_YOUR TASK_
Repeat each line word for word.

— START —

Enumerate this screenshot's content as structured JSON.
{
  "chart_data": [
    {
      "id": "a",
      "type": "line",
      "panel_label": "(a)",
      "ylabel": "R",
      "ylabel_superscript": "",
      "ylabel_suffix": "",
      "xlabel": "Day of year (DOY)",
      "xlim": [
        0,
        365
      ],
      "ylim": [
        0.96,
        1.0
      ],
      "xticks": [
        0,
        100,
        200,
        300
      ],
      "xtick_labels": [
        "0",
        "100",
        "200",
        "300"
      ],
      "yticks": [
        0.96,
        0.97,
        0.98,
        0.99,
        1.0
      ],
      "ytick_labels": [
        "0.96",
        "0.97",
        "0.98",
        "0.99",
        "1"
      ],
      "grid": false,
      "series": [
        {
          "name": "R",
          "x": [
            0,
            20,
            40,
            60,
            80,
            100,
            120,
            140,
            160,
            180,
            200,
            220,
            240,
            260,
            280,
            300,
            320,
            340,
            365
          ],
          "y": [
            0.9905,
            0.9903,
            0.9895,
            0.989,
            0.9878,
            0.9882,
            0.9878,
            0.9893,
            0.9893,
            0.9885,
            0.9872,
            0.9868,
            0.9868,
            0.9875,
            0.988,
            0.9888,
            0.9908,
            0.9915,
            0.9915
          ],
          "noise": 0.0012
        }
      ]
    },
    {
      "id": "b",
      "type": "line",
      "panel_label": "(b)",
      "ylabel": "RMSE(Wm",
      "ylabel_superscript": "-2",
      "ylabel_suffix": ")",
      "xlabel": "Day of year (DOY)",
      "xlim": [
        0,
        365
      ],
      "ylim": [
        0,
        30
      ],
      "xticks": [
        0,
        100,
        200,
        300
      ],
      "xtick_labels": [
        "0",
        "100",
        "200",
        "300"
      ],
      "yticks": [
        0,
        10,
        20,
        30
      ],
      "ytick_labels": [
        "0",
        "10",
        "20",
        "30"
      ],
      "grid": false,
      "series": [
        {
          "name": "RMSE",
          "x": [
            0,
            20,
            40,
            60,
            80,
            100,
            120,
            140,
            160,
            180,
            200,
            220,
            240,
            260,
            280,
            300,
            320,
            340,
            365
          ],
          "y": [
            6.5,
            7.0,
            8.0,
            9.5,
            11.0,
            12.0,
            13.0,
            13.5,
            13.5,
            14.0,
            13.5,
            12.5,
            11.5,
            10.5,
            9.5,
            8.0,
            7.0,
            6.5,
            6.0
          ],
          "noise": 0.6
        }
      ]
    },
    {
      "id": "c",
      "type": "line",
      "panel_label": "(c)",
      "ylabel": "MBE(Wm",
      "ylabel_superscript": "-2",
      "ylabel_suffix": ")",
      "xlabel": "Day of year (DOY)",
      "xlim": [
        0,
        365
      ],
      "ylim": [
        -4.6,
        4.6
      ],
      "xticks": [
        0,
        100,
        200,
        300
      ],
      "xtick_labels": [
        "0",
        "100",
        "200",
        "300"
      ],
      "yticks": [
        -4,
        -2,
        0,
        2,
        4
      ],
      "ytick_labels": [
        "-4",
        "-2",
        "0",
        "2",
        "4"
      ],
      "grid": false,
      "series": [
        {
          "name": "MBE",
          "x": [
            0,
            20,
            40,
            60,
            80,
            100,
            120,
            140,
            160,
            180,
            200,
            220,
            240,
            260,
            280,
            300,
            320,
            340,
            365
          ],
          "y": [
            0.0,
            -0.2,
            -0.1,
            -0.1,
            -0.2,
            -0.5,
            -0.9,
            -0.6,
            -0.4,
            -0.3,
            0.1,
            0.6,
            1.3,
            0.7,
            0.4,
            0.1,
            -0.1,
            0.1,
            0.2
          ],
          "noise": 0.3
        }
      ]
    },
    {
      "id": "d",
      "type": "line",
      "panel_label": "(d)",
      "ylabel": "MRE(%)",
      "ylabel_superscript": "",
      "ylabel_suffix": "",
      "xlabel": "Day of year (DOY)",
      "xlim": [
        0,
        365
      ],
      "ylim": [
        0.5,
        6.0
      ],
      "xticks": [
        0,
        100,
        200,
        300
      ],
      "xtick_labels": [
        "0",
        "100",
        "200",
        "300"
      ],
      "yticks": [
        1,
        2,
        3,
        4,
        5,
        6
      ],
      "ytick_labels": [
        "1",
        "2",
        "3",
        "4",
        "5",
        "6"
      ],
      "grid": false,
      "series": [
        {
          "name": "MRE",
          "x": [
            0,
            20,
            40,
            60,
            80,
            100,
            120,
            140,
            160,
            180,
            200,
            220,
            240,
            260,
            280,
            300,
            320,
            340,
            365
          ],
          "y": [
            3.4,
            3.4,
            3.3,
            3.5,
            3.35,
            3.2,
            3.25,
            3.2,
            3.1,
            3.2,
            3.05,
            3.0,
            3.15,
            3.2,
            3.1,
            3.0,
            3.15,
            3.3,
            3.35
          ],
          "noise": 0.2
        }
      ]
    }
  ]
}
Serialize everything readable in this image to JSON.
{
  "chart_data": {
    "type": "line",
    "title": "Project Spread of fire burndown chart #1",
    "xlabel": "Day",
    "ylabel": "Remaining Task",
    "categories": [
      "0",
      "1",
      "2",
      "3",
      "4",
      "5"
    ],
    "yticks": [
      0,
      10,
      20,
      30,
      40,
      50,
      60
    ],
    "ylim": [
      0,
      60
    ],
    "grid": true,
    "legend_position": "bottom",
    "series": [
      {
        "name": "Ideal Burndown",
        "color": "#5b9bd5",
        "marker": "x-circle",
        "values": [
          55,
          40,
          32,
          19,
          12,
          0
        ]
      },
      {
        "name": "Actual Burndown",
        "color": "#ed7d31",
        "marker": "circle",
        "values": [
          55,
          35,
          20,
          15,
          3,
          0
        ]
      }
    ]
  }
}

— END —

_THE RESULT_
Enumerate this screenshot's content as structured JSON.
{
  "chart_data": [
    {
      "id": "a",
      "type": "line",
      "panel_label": "(a)",
      "ylabel": "R",
      "ylabel_superscript": "",
      "ylabel_suffix": "",
      "xlabel": "Day of year (DOY)",
      "xlim": [
        0,
        365
      ],
      "ylim": [
        0.96,
        1.0
      ],
      "xticks": [
        0,
        100,
        200,
        300
      ],
      "xtick_labels": [
        "0",
        "100",
        "200",
        "300"
      ],
      "yticks": [
        0.96,
        0.97,
        0.98,
        0.99,
        1.0
      ],
      "ytick_labels": [
        "0.96",
        "0.97",
        "0.98",
        "0.99",
        "1"
      ],
      "grid": false,
      "series": [
        {
          "name": "R",
          "x": [
            0,
            20,
            40,
            60,
            80,
            100,
            120,
            140,
            160,
            180,
            200,
            220,
            240,
            260,
            280,
            300,
            320,
            340,
            365
          ],
          "y": [
            0.9905,
            0.9903,
            0.9895,
            0.989,
            0.9878,
            0.9882,
            0.9878,
            0.9893,
            0.9893,
            0.9885,
            0.9872,
            0.9868,
            0.9868,
            0.9875,
            0.988,
            0.9888,
            0.9908,
            0.9915,
            0.9915
          ],
          "noise": 0.0012
        }
      ]
    },
    {
      "id": "b",
      "type": "line",
      "panel_label": "(b)",
      "ylabel": "RMSE(Wm",
      "ylabel_superscript": "-2",
      "ylabel_suffix": ")",
      "xlabel": "Day of year (DOY)",
      "xlim": [
        0,
        365
      ],
      "ylim": [
        0,
        30
      ],
      "xticks": [
        0,
        100,
        200,
        300
      ],
      "xtick_labels": [
        "0",
        "100",
        "200",
        "300"
      ],
      "yticks": [
        0,
        10,
        20,
        30
      ],
      "ytick_labels": [
        "0",
        "10",
        "20",
        "30"
      ],
      "grid": false,
      "series": [
        {
          "name": "RMSE",
          "x": [
            0,
            20,
            40,
            60,
            80,
            100,
            120,
            140,
            160,
            180,
            200,
            220,
            240,
            260,
            280,
            300,
            320,
            340,
            365
          ],
          "y": [
            6.5,
            7.0,
            8.0,
            9.5,
            11.0,
            12.0,
            13.0,
            13.5,
            13.5,
            14.0,
            13.5,
            12.5,
            11.5,
            10.5,
            9.5,
            8.0,
            7.0,
            6.5,
            6.0
          ],
          "noise": 0.6
        }
      ]
    },
    {
      "id": "c",
      "type": "line",
      "panel_label": "(c)",
      "ylabel": "MBE(Wm",
      "ylabel_superscript": "-2",
      "ylabel_suffix": ")",
      "xlabel": "Day of year (DOY)",
      "xlim": [
        0,
        365
      ],
      "ylim": [
        -4.6,
        4.6
      ],
      "xticks": [
        0,
        100,
        200,
        300
      ],
      "xtick_labels": [
        "0",
        "100",
        "200",
        "300"
      ],
      "yticks": [
        -4,
        -2,
        0,
        2,
        4
      ],
      "ytick_labels": [
        "-4",
        "-2",
        "0",
        "2",
        "4"
      ],
      "grid": false,
      "series": [
        {
          "name": "MBE",
          "x": [
            0,
            20,
            40,
            60,
            80,
            100,
            120,
            140,
            160,
            180,
            200,
            220,
            240,
            260,
            280,
            300,
            320,
            340,
            365
          ],
          "y": [
            0.0,
            -0.2,
            -0.1,
            -0.1,
            -0.2,
            -0.5,
            -0.9,
            -0.6,
            -0.4,
            -0.3,
            0.1,
            0.6,
            1.3,
            0.7,
            0.4,
            0.1,
            -0.1,
            0.1,
            0.2
          ],
          "noise": 0.3
        }
      ]
    },
    {
      "id": "d",
      "type": "line",
      "panel_label": "(d)",
      "ylabel": "MRE(%)",
      "ylabel_superscript": "",
      "ylabel_suffix": "",
      "xlabel": "Day of year (DOY)",
      "xlim": [
        0,
        365
      ],
      "ylim": [
        0.5,
        6.0
      ],
      "xticks": [
        0,
        100,
        200,
        300
      ],
      "xtick_labels": [
        "0",
        "100",
        "200",
        "300"
      ],
      "yticks": [
        1,
        2,
        3,
        4,
        5,
        6
      ],
      "ytick_labels": [
        "1",
        "2",
        "3",
        "4",
        "5",
        "6"
      ],
      "grid": false,
      "series": [
        {
          "name": "MRE",
          "x": [
            0,
            20,
            40,
            60,
            80,
            100,
            120,
            140,
            160,
            180,
            200,
            220,
            240,
            260,
            280,
            300,
            320,
            340,
            365
          ],
          "y": [
            3.4,
            3.4,
            3.3,
            3.5,
            3.35,
            3.2,
            3.25,
            3.2,
            3.1,
            3.2,
            3.05,
            3.0,
            3.15,
            3.2,
            3.1,
            3.0,
            3.15,
            3.3,
            3.35
          ],
          "noise": 0.2
        }
      ]
    }
  ]
}
Serialize everything readable in this image to JSON.
{
  "chart_data": {
    "type": "line",
    "title": "Project Spread of fire burndown chart #1",
    "xlabel": "Day",
    "ylabel": "Remaining Task",
    "categories": [
      "0",
      "1",
      "2",
      "3",
      "4",
      "5"
    ],
    "yticks": [
      0,
      10,
      20,
      30,
      40,
      50,
      60
    ],
    "ylim": [
      0,
      60
    ],
    "grid": true,
    "legend_position": "bottom",
    "series": [
      {
        "name": "Ideal Burndown",
        "color": "#5b9bd5",
        "marker": "x-circle",
        "values": [
          55,
          40,
          32,
          19,
          12,
          0
        ]
      },
      {
        "name": "Actual Burndown",
        "color": "#ed7d31",
        "marker": "circle",
        "values": [
          55,
          35,
          20,
          15,
          3,
          0
        ]
      }
    ]
  }
}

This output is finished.